- _Objective_
Leave out the pictures and copy the remaining records exactly.
***** Records to process *****
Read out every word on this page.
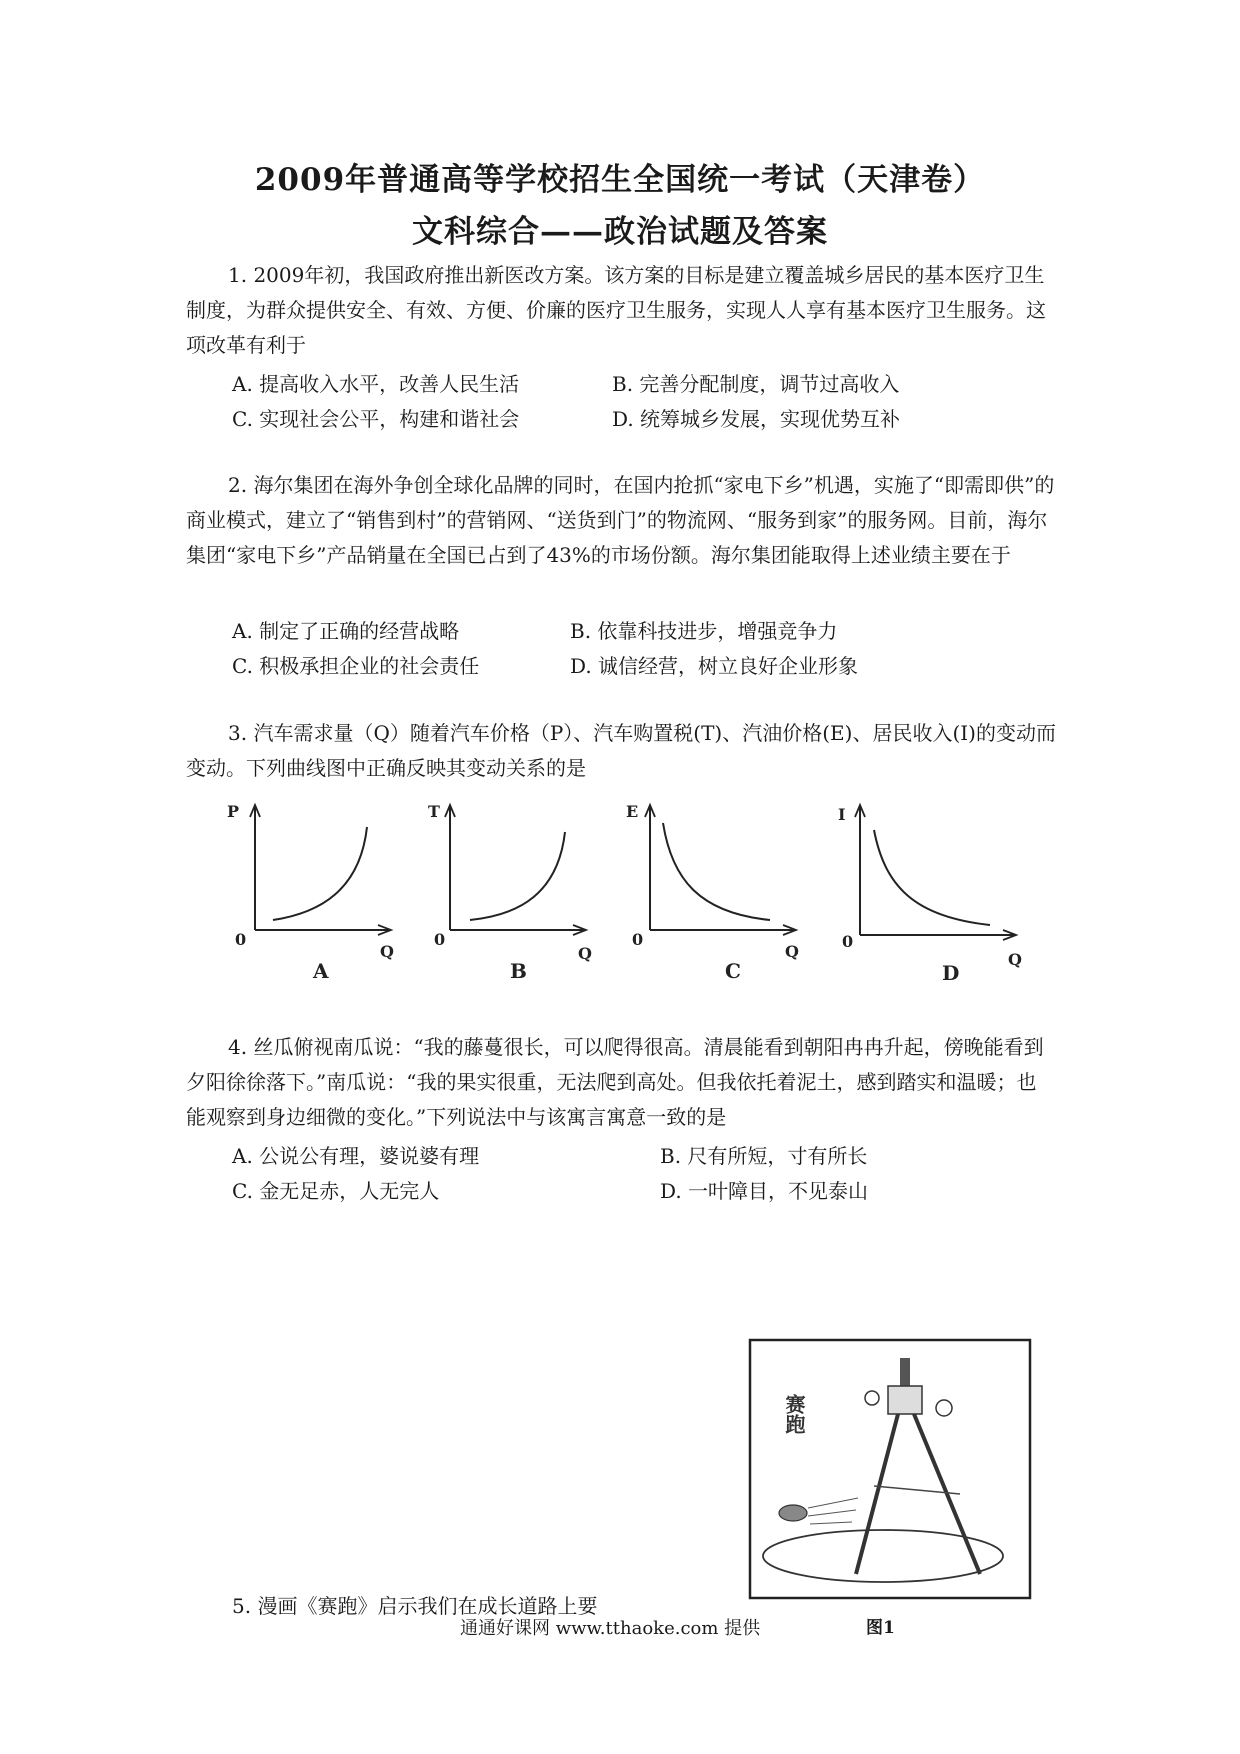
2009年普通高等学校招生全国统一考试（天津卷）
文科综合——政治试题及答案

1. 2009年初，我国政府推出新医改方案。该方案的目标是建立覆盖城乡居民的基本医疗卫生制度，为群众提供安全、有效、方便、价廉的医疗卫生服务，实现人人享有基本医疗卫生服务。这项改革有利于

A. 提高收入水平，改善人民生活	B. 完善分配制度，调节过高收入
C. 实现社会公平，构建和谐社会	D. 统筹城乡发展，实现优势互补

2. 海尔集团在海外争创全球化品牌的同时，在国内抢抓“家电下乡”机遇，实施了“即需即供”的商业模式，建立了“销售到村”的营销网、“送货到门”的物流网、“服务到家”的服务网。目前，海尔集团“家电下乡”产品销量在全国已占到了43%的市场份额。海尔集团能取得上述业绩主要在于

A. 制定了正确的经营战略	B. 依靠科技进步，增强竞争力
C. 积极承担企业的社会责任	D. 诚信经营，树立良好企业形象

3. 汽车需求量（Q）随着汽车价格（P）、汽车购置税(T)、汽油价格(E)、居民收入(I)的变动而变动。下列曲线图中正确反映其变动关系的是

P
0
Q
A
T
0
Q
B
E
0
Q
C
I
0
Q
D

4. 丝瓜俯视南瓜说：“我的藤蔓很长，可以爬得很高。清晨能看到朝阳冉冉升起，傍晚能看到夕阳徐徐落下。”南瓜说：“我的果实很重，无法爬到高处。但我依托着泥土，感到踏实和温暖；也能观察到身边细微的变化。”下列说法中与该寓言寓意一致的是

A. 公说公有理，婆说婆有理	B. 尺有所短，寸有所长
C. 金无足赤，人无完人	D. 一叶障目，不见泰山
5. 漫画《赛跑》启示我们在成长道路上要
赛跑
图1
通通好课网 www.tthaoke.com 提供
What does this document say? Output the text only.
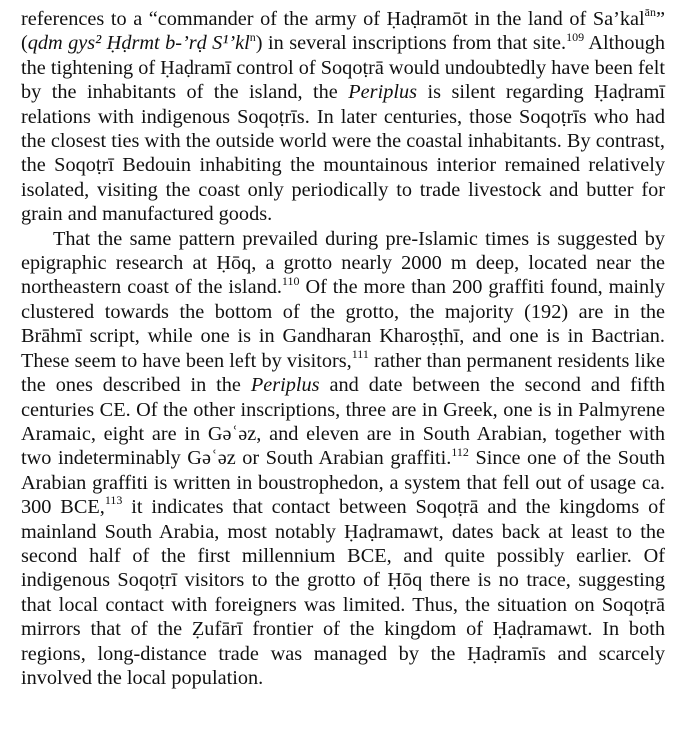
references to a “commander of the army of Ḥaḍramōt in the land of Sa’kal$^{ān}$” (qdm gys² Ḥḍrmt b-’rḍ $S^1’kl^n$) in several inscriptions from that site.$^{109}$ Although the tightening of Ḥaḍramī control of Soqoṭrā would undoubtedly have been felt by the inhabitants of the island, the Periplus is silent regarding Ḥaḍramī relations with indigenous Soqoṭrīs. In later centuries, those Soqoṭrīs who had the closest ties with the outside world were the coastal inhabitants. By contrast, the Soqoṭrī Bedouin inhabiting the mountainous interior remained relatively isolated, visiting the coast only periodically to trade livestock and butter for grain and manufactured goods.

That the same pattern prevailed during pre-Islamic times is suggested by epigraphic research at Ḥōq, a grotto nearly 2000 m deep, located near the northeastern coast of the island.$^{110}$ Of the more than 200 graffiti found, mainly clustered towards the bottom of the grotto, the majority (192) are in the Brāhmī script, while one is in Gandharan Kharoṣṭhī, and one is in Bactrian. These seem to have been left by visitors,$^{111}$ rather than permanent residents like the ones described in the Periplus and date between the second and fifth centuries CE. Of the other inscriptions, three are in Greek, one is in Palmyrene Aramaic, eight are in Gəʿəz, and eleven are in South Arabian, together with two indeterminably Gəʿəz or South Arabian graffiti.$^{112}$ Since one of the South Arabian graffiti is written in boustrophedon, a system that fell out of usage ca. 300 BCE,$^{113}$ it indicates that contact between Soqoṭrā and the kingdoms of mainland South Arabia, most notably Ḥaḍramawt, dates back at least to the second half of the first millennium BCE, and quite possibly earlier. Of indigenous Soqoṭrī visitors to the grotto of Ḥōq there is no trace, suggesting that local contact with foreigners was limited. Thus, the situation on Soqoṭrā mirrors that of the Ẓufārī frontier of the kingdom of Ḥaḍramawt. In both regions, long-distance trade was managed by the Ḥaḍramīs and scarcely involved the local population.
*****
- _The output_
Read out every word on this page.
2009年普通高等学校招生全国统一考试（天津卷）
文科综合——政治试题及答案

1. 2009年初，我国政府推出新医改方案。该方案的目标是建立覆盖城乡居民的基本医疗卫生制度，为群众提供安全、有效、方便、价廉的医疗卫生服务，实现人人享有基本医疗卫生服务。这项改革有利于

A. 提高收入水平，改善人民生活	B. 完善分配制度，调节过高收入
C. 实现社会公平，构建和谐社会	D. 统筹城乡发展，实现优势互补

2. 海尔集团在海外争创全球化品牌的同时，在国内抢抓“家电下乡”机遇，实施了“即需即供”的商业模式，建立了“销售到村”的营销网、“送货到门”的物流网、“服务到家”的服务网。目前，海尔集团“家电下乡”产品销量在全国已占到了43%的市场份额。海尔集团能取得上述业绩主要在于

A. 制定了正确的经营战略	B. 依靠科技进步，增强竞争力
C. 积极承担企业的社会责任	D. 诚信经营，树立良好企业形象

3. 汽车需求量（Q）随着汽车价格（P）、汽车购置税(T)、汽油价格(E)、居民收入(I)的变动而变动。下列曲线图中正确反映其变动关系的是

P
0
Q
A
T
0
Q
B
E
0
Q
C
I
0
Q
D

4. 丝瓜俯视南瓜说：“我的藤蔓很长，可以爬得很高。清晨能看到朝阳冉冉升起，傍晚能看到夕阳徐徐落下。”南瓜说：“我的果实很重，无法爬到高处。但我依托着泥土，感到踏实和温暖；也能观察到身边细微的变化。”下列说法中与该寓言寓意一致的是

A. 公说公有理，婆说婆有理	B. 尺有所短，寸有所长
C. 金无足赤，人无完人	D. 一叶障目，不见泰山
5. 漫画《赛跑》启示我们在成长道路上要
赛跑
图1
通通好课网 www.tthaoke.com 提供
What does this document say? Output the text only.
references to a “commander of the army of Ḥaḍramōt in the land of Sa’kal$^{ān}$” (qdm gys² Ḥḍrmt b-’rḍ $S^1’kl^n$) in several inscriptions from that site.$^{109}$ Although the tightening of Ḥaḍramī control of Soqoṭrā would undoubtedly have been felt by the inhabitants of the island, the Periplus is silent regarding Ḥaḍramī relations with indigenous Soqoṭrīs. In later centuries, those Soqoṭrīs who had the closest ties with the outside world were the coastal inhabitants. By contrast, the Soqoṭrī Bedouin inhabiting the mountainous interior remained relatively isolated, visiting the coast only periodically to trade livestock and butter for grain and manufactured goods.

That the same pattern prevailed during pre-Islamic times is suggested by epigraphic research at Ḥōq, a grotto nearly 2000 m deep, located near the northeastern coast of the island.$^{110}$ Of the more than 200 graffiti found, mainly clustered towards the bottom of the grotto, the majority (192) are in the Brāhmī script, while one is in Gandharan Kharoṣṭhī, and one is in Bactrian. These seem to have been left by visitors,$^{111}$ rather than permanent residents like the ones described in the Periplus and date between the second and fifth centuries CE. Of the other inscriptions, three are in Greek, one is in Palmyrene Aramaic, eight are in Gəʿəz, and eleven are in South Arabian, together with two indeterminably Gəʿəz or South Arabian graffiti.$^{112}$ Since one of the South Arabian graffiti is written in boustrophedon, a system that fell out of usage ca. 300 BCE,$^{113}$ it indicates that contact between Soqoṭrā and the kingdoms of mainland South Arabia, most notably Ḥaḍramawt, dates back at least to the second half of the first millennium BCE, and quite possibly earlier. Of indigenous Soqoṭrī visitors to the grotto of Ḥōq there is no trace, suggesting that local contact with foreigners was limited. Thus, the situation on Soqoṭrā mirrors that of the Ẓufārī frontier of the kingdom of Ḥaḍramawt. In both regions, long-distance trade was managed by the Ḥaḍramīs and scarcely involved the local population.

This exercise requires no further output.